Input rows

╔══

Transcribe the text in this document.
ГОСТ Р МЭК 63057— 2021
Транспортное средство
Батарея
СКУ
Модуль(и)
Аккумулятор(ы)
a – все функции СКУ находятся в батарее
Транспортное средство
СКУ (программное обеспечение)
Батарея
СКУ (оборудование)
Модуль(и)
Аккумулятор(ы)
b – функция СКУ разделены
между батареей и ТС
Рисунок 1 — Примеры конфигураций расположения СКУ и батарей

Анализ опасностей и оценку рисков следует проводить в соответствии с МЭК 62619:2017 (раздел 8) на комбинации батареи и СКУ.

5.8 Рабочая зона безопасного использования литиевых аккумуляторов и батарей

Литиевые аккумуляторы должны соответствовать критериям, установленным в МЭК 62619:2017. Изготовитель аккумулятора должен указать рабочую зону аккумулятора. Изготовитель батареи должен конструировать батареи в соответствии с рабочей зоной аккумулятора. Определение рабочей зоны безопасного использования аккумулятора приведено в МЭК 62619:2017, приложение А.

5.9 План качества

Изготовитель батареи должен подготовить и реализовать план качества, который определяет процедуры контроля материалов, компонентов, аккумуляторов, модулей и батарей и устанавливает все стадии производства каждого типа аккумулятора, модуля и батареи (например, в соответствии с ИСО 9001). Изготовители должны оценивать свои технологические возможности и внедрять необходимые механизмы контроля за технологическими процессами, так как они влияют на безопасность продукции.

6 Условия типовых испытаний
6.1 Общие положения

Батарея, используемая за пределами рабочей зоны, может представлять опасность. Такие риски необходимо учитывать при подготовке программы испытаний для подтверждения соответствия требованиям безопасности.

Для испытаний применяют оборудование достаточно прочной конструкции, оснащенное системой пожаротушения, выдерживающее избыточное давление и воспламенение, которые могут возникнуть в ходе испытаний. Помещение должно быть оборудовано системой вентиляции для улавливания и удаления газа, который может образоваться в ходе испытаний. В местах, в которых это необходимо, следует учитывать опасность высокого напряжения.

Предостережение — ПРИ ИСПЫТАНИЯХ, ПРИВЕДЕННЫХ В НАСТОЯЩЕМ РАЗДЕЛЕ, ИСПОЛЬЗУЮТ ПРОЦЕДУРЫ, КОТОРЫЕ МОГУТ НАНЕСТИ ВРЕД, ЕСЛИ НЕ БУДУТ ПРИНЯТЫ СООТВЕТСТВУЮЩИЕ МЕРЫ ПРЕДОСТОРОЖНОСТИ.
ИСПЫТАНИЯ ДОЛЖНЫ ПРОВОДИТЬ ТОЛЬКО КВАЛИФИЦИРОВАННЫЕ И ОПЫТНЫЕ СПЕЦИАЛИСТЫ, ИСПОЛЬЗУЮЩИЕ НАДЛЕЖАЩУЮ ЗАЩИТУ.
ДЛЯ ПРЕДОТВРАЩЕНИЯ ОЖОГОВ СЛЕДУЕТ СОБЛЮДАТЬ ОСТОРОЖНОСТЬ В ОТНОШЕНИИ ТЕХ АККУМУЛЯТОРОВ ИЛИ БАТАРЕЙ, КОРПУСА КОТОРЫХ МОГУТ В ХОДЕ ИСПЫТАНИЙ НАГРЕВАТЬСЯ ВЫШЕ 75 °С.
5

╚══

Problem requirements
In the records above, find each line holding "оборудование" and copy it.

Answer
СКУ (оборудование)
Для испытаний применяют оборудование достаточно прочной конструкции, оснащенное системой пожаротушения, выдерживающее избыточное давление и воспламенение, которые могут возникнуть в ходе испытаний. Помещение должно быть оборудовано системой вентиляции для улавливания и удаления газа, который может образоваться в ходе испытаний. В местах, в которых это необходимо, следует учитывать опасность высокого напряжения.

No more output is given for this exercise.